:: Exercise task ::
Transcribe each line of the material as it is, and drop any picture.

* START *

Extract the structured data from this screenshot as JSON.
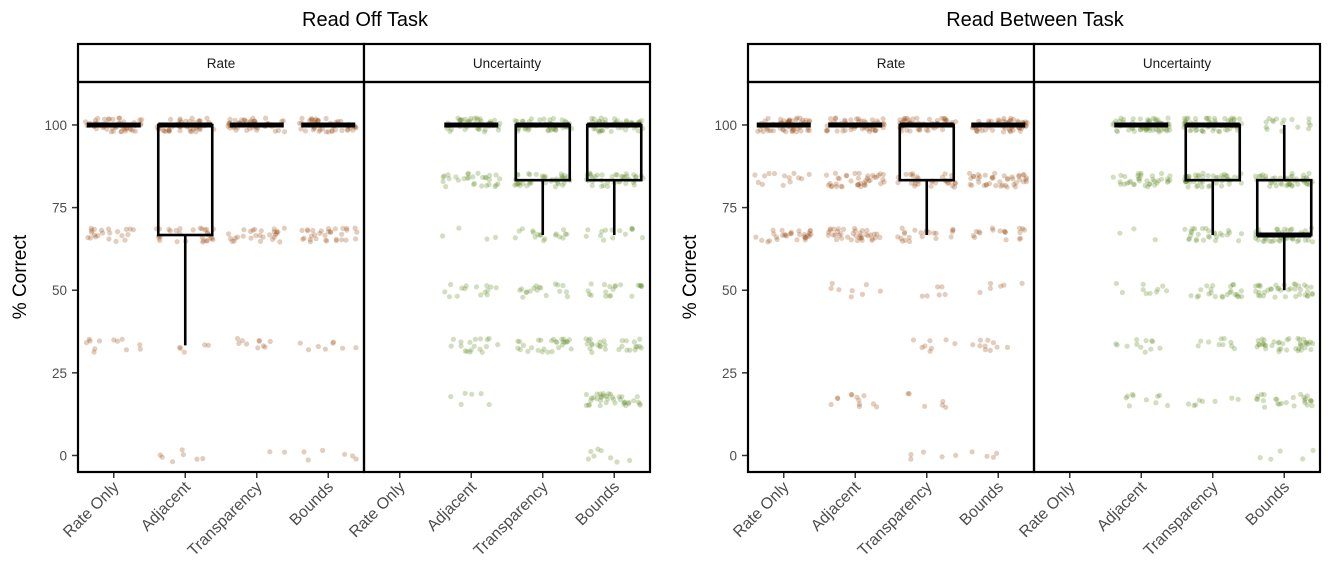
{
  "chart_data": [
    {
      "type": "box+jitter",
      "title": "Read Off Task",
      "ylabel": "% Correct",
      "ylim": [
        -5,
        113
      ],
      "yticks": [
        0,
        25,
        50,
        75,
        100
      ],
      "panels": [
        "Rate",
        "Uncertainty"
      ],
      "categories": [
        "Rate Only",
        "Adjacent",
        "Transparency",
        "Bounds"
      ],
      "colors": {
        "Rate": "#9c4a12",
        "Uncertainty": "#5f8a1e"
      },
      "groups": [
        {
          "panel": "Rate",
          "category": "Rate Only",
          "box": [
            100,
            100,
            100,
            100,
            100
          ],
          "points": [
            [
              100,
              50
            ],
            [
              66.7,
              22
            ],
            [
              33.3,
              12
            ],
            [
              16.7,
              0
            ],
            [
              0,
              0
            ]
          ]
        },
        {
          "panel": "Rate",
          "category": "Adjacent",
          "box": [
            33.3,
            66.7,
            100,
            100,
            100
          ],
          "points": [
            [
              100,
              50
            ],
            [
              66.7,
              30
            ],
            [
              33.3,
              5
            ],
            [
              16.7,
              0
            ],
            [
              0,
              7
            ]
          ]
        },
        {
          "panel": "Rate",
          "category": "Transparency",
          "box": [
            100,
            100,
            100,
            100,
            100
          ],
          "points": [
            [
              100,
              50
            ],
            [
              66.7,
              28
            ],
            [
              33.3,
              10
            ],
            [
              16.7,
              0
            ],
            [
              0,
              2
            ]
          ]
        },
        {
          "panel": "Rate",
          "category": "Bounds",
          "box": [
            100,
            100,
            100,
            100,
            100
          ],
          "points": [
            [
              100,
              50
            ],
            [
              66.7,
              32
            ],
            [
              33.3,
              8
            ],
            [
              16.7,
              0
            ],
            [
              0,
              6
            ]
          ]
        },
        {
          "panel": "Uncertainty",
          "category": "Adjacent",
          "box": [
            100,
            100,
            100,
            100,
            100
          ],
          "points": [
            [
              100,
              45
            ],
            [
              83.3,
              30
            ],
            [
              66.7,
              4
            ],
            [
              50,
              15
            ],
            [
              33.3,
              18
            ],
            [
              16.7,
              6
            ]
          ]
        },
        {
          "panel": "Uncertainty",
          "category": "Transparency",
          "box": [
            66.7,
            83.3,
            100,
            100,
            100
          ],
          "points": [
            [
              100,
              45
            ],
            [
              83.3,
              40
            ],
            [
              66.7,
              18
            ],
            [
              50,
              18
            ],
            [
              33.3,
              28
            ]
          ]
        },
        {
          "panel": "Uncertainty",
          "category": "Bounds",
          "box": [
            66.7,
            83.3,
            100,
            100,
            100
          ],
          "points": [
            [
              100,
              45
            ],
            [
              83.3,
              38
            ],
            [
              66.7,
              14
            ],
            [
              50,
              20
            ],
            [
              33.3,
              28
            ],
            [
              16.7,
              38
            ],
            [
              0,
              8
            ]
          ]
        }
      ]
    },
    {
      "type": "box+jitter",
      "title": "Read Between Task",
      "ylabel": "% Correct",
      "ylim": [
        -5,
        113
      ],
      "yticks": [
        0,
        25,
        50,
        75,
        100
      ],
      "panels": [
        "Rate",
        "Uncertainty"
      ],
      "categories": [
        "Rate Only",
        "Adjacent",
        "Transparency",
        "Bounds"
      ],
      "colors": {
        "Rate": "#9c4a12",
        "Uncertainty": "#5f8a1e"
      },
      "groups": [
        {
          "panel": "Rate",
          "category": "Rate Only",
          "box": [
            100,
            100,
            100,
            100,
            100
          ],
          "points": [
            [
              100,
              55
            ],
            [
              83.3,
              14
            ],
            [
              66.7,
              30
            ],
            [
              50,
              0
            ],
            [
              0,
              0
            ]
          ]
        },
        {
          "panel": "Rate",
          "category": "Adjacent",
          "box": [
            100,
            100,
            100,
            100,
            100
          ],
          "points": [
            [
              100,
              55
            ],
            [
              83.3,
              40
            ],
            [
              66.7,
              38
            ],
            [
              50,
              8
            ],
            [
              16.7,
              12
            ]
          ]
        },
        {
          "panel": "Rate",
          "category": "Transparency",
          "box": [
            66.7,
            83.3,
            100,
            100,
            100
          ],
          "points": [
            [
              100,
              55
            ],
            [
              83.3,
              30
            ],
            [
              66.7,
              22
            ],
            [
              50,
              6
            ],
            [
              33.3,
              8
            ],
            [
              16.7,
              6
            ],
            [
              0,
              5
            ]
          ]
        },
        {
          "panel": "Rate",
          "category": "Bounds",
          "box": [
            100,
            100,
            100,
            100,
            100
          ],
          "points": [
            [
              100,
              55
            ],
            [
              83.3,
              42
            ],
            [
              66.7,
              18
            ],
            [
              50,
              6
            ],
            [
              33.3,
              10
            ],
            [
              0,
              4
            ]
          ]
        },
        {
          "panel": "Uncertainty",
          "category": "Adjacent",
          "box": [
            100,
            100,
            100,
            100,
            100
          ],
          "points": [
            [
              100,
              55
            ],
            [
              83.3,
              36
            ],
            [
              66.7,
              3
            ],
            [
              50,
              10
            ],
            [
              33.3,
              12
            ],
            [
              16.7,
              10
            ]
          ]
        },
        {
          "panel": "Uncertainty",
          "category": "Transparency",
          "box": [
            66.7,
            83.3,
            100,
            100,
            100
          ],
          "points": [
            [
              100,
              55
            ],
            [
              83.3,
              48
            ],
            [
              66.7,
              28
            ],
            [
              50,
              24
            ],
            [
              33.3,
              10
            ],
            [
              16.7,
              8
            ]
          ]
        },
        {
          "panel": "Uncertainty",
          "category": "Bounds",
          "box": [
            50,
            66.7,
            66.7,
            83.3,
            100
          ],
          "points": [
            [
              100,
              16
            ],
            [
              83.3,
              45
            ],
            [
              66.7,
              42
            ],
            [
              50,
              38
            ],
            [
              33.3,
              40
            ],
            [
              16.7,
              26
            ],
            [
              0,
              5
            ]
          ]
        }
      ]
    }
  ]
}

* END *

:: Result of the task ::
Extract the structured data from this screenshot as JSON.
{
  "chart_data": [
    {
      "type": "box+jitter",
      "title": "Read Off Task",
      "ylabel": "% Correct",
      "ylim": [
        -5,
        113
      ],
      "yticks": [
        0,
        25,
        50,
        75,
        100
      ],
      "panels": [
        "Rate",
        "Uncertainty"
      ],
      "categories": [
        "Rate Only",
        "Adjacent",
        "Transparency",
        "Bounds"
      ],
      "colors": {
        "Rate": "#9c4a12",
        "Uncertainty": "#5f8a1e"
      },
      "groups": [
        {
          "panel": "Rate",
          "category": "Rate Only",
          "box": [
            100,
            100,
            100,
            100,
            100
          ],
          "points": [
            [
              100,
              50
            ],
            [
              66.7,
              22
            ],
            [
              33.3,
              12
            ],
            [
              16.7,
              0
            ],
            [
              0,
              0
            ]
          ]
        },
        {
          "panel": "Rate",
          "category": "Adjacent",
          "box": [
            33.3,
            66.7,
            100,
            100,
            100
          ],
          "points": [
            [
              100,
              50
            ],
            [
              66.7,
              30
            ],
            [
              33.3,
              5
            ],
            [
              16.7,
              0
            ],
            [
              0,
              7
            ]
          ]
        },
        {
          "panel": "Rate",
          "category": "Transparency",
          "box": [
            100,
            100,
            100,
            100,
            100
          ],
          "points": [
            [
              100,
              50
            ],
            [
              66.7,
              28
            ],
            [
              33.3,
              10
            ],
            [
              16.7,
              0
            ],
            [
              0,
              2
            ]
          ]
        },
        {
          "panel": "Rate",
          "category": "Bounds",
          "box": [
            100,
            100,
            100,
            100,
            100
          ],
          "points": [
            [
              100,
              50
            ],
            [
              66.7,
              32
            ],
            [
              33.3,
              8
            ],
            [
              16.7,
              0
            ],
            [
              0,
              6
            ]
          ]
        },
        {
          "panel": "Uncertainty",
          "category": "Adjacent",
          "box": [
            100,
            100,
            100,
            100,
            100
          ],
          "points": [
            [
              100,
              45
            ],
            [
              83.3,
              30
            ],
            [
              66.7,
              4
            ],
            [
              50,
              15
            ],
            [
              33.3,
              18
            ],
            [
              16.7,
              6
            ]
          ]
        },
        {
          "panel": "Uncertainty",
          "category": "Transparency",
          "box": [
            66.7,
            83.3,
            100,
            100,
            100
          ],
          "points": [
            [
              100,
              45
            ],
            [
              83.3,
              40
            ],
            [
              66.7,
              18
            ],
            [
              50,
              18
            ],
            [
              33.3,
              28
            ]
          ]
        },
        {
          "panel": "Uncertainty",
          "category": "Bounds",
          "box": [
            66.7,
            83.3,
            100,
            100,
            100
          ],
          "points": [
            [
              100,
              45
            ],
            [
              83.3,
              38
            ],
            [
              66.7,
              14
            ],
            [
              50,
              20
            ],
            [
              33.3,
              28
            ],
            [
              16.7,
              38
            ],
            [
              0,
              8
            ]
          ]
        }
      ]
    },
    {
      "type": "box+jitter",
      "title": "Read Between Task",
      "ylabel": "% Correct",
      "ylim": [
        -5,
        113
      ],
      "yticks": [
        0,
        25,
        50,
        75,
        100
      ],
      "panels": [
        "Rate",
        "Uncertainty"
      ],
      "categories": [
        "Rate Only",
        "Adjacent",
        "Transparency",
        "Bounds"
      ],
      "colors": {
        "Rate": "#9c4a12",
        "Uncertainty": "#5f8a1e"
      },
      "groups": [
        {
          "panel": "Rate",
          "category": "Rate Only",
          "box": [
            100,
            100,
            100,
            100,
            100
          ],
          "points": [
            [
              100,
              55
            ],
            [
              83.3,
              14
            ],
            [
              66.7,
              30
            ],
            [
              50,
              0
            ],
            [
              0,
              0
            ]
          ]
        },
        {
          "panel": "Rate",
          "category": "Adjacent",
          "box": [
            100,
            100,
            100,
            100,
            100
          ],
          "points": [
            [
              100,
              55
            ],
            [
              83.3,
              40
            ],
            [
              66.7,
              38
            ],
            [
              50,
              8
            ],
            [
              16.7,
              12
            ]
          ]
        },
        {
          "panel": "Rate",
          "category": "Transparency",
          "box": [
            66.7,
            83.3,
            100,
            100,
            100
          ],
          "points": [
            [
              100,
              55
            ],
            [
              83.3,
              30
            ],
            [
              66.7,
              22
            ],
            [
              50,
              6
            ],
            [
              33.3,
              8
            ],
            [
              16.7,
              6
            ],
            [
              0,
              5
            ]
          ]
        },
        {
          "panel": "Rate",
          "category": "Bounds",
          "box": [
            100,
            100,
            100,
            100,
            100
          ],
          "points": [
            [
              100,
              55
            ],
            [
              83.3,
              42
            ],
            [
              66.7,
              18
            ],
            [
              50,
              6
            ],
            [
              33.3,
              10
            ],
            [
              0,
              4
            ]
          ]
        },
        {
          "panel": "Uncertainty",
          "category": "Adjacent",
          "box": [
            100,
            100,
            100,
            100,
            100
          ],
          "points": [
            [
              100,
              55
            ],
            [
              83.3,
              36
            ],
            [
              66.7,
              3
            ],
            [
              50,
              10
            ],
            [
              33.3,
              12
            ],
            [
              16.7,
              10
            ]
          ]
        },
        {
          "panel": "Uncertainty",
          "category": "Transparency",
          "box": [
            66.7,
            83.3,
            100,
            100,
            100
          ],
          "points": [
            [
              100,
              55
            ],
            [
              83.3,
              48
            ],
            [
              66.7,
              28
            ],
            [
              50,
              24
            ],
            [
              33.3,
              10
            ],
            [
              16.7,
              8
            ]
          ]
        },
        {
          "panel": "Uncertainty",
          "category": "Bounds",
          "box": [
            50,
            66.7,
            66.7,
            83.3,
            100
          ],
          "points": [
            [
              100,
              16
            ],
            [
              83.3,
              45
            ],
            [
              66.7,
              42
            ],
            [
              50,
              38
            ],
            [
              33.3,
              40
            ],
            [
              16.7,
              26
            ],
            [
              0,
              5
            ]
          ]
        }
      ]
    }
  ]
}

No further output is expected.